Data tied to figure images
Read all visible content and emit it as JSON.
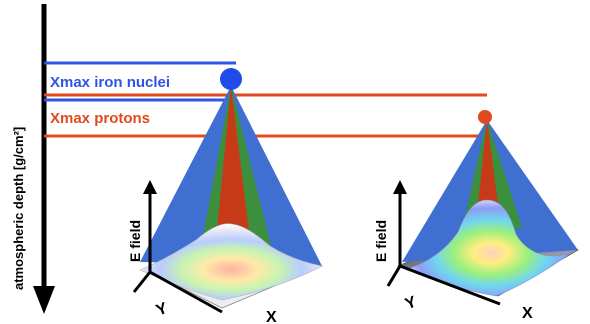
{
  "axis": {
    "label": "atmospheric depth [g/cm²]"
  },
  "bands": {
    "iron": {
      "label": "Xmax iron nuclei",
      "color": "#2f55e6"
    },
    "protons": {
      "label": "Xmax protons",
      "color": "#e04a1e"
    }
  },
  "showers": [
    {
      "name": "iron",
      "dot_color": "#1f4be8",
      "ylabel": "E field",
      "xaxis": "X",
      "yaxis": "Y"
    },
    {
      "name": "proton",
      "dot_color": "#e04a1e",
      "ylabel": "E field",
      "xaxis": "X",
      "yaxis": "Y"
    }
  ],
  "cone_colors": {
    "outer": "#3f6fd1",
    "middle": "#3c8f3c",
    "inner": "#c63a18"
  }
}
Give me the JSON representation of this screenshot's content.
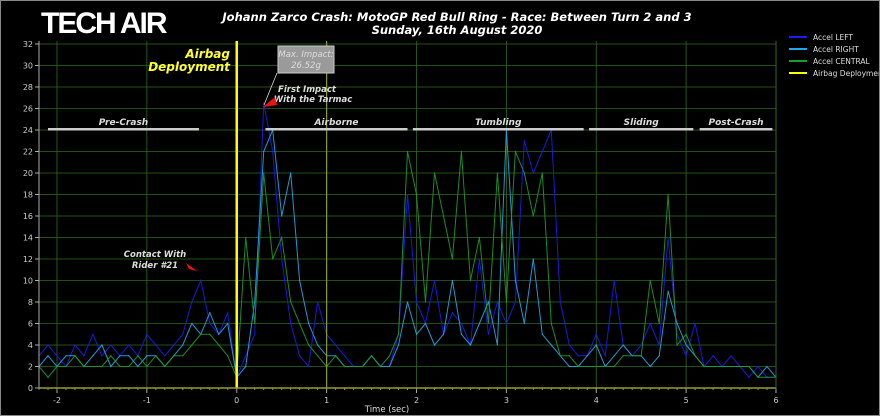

- [Given problem]
Pictures appear in the records above. Output everything except them, exactly.

- [Task solution]
Read all visible content and emit it as JSON.
{
  "axis": {
    "label": "atmospheric depth [g/cm²]"
  },
  "bands": {
    "iron": {
      "label": "Xmax iron nuclei",
      "color": "#2f55e6"
    },
    "protons": {
      "label": "Xmax protons",
      "color": "#e04a1e"
    }
  },
  "showers": [
    {
      "name": "iron",
      "dot_color": "#1f4be8",
      "ylabel": "E field",
      "xaxis": "X",
      "yaxis": "Y"
    },
    {
      "name": "proton",
      "dot_color": "#e04a1e",
      "ylabel": "E field",
      "xaxis": "X",
      "yaxis": "Y"
    }
  ],
  "cone_colors": {
    "outer": "#3f6fd1",
    "middle": "#3c8f3c",
    "inner": "#c63a18"
  }
}
Give me the JSON representation of this screenshot's content.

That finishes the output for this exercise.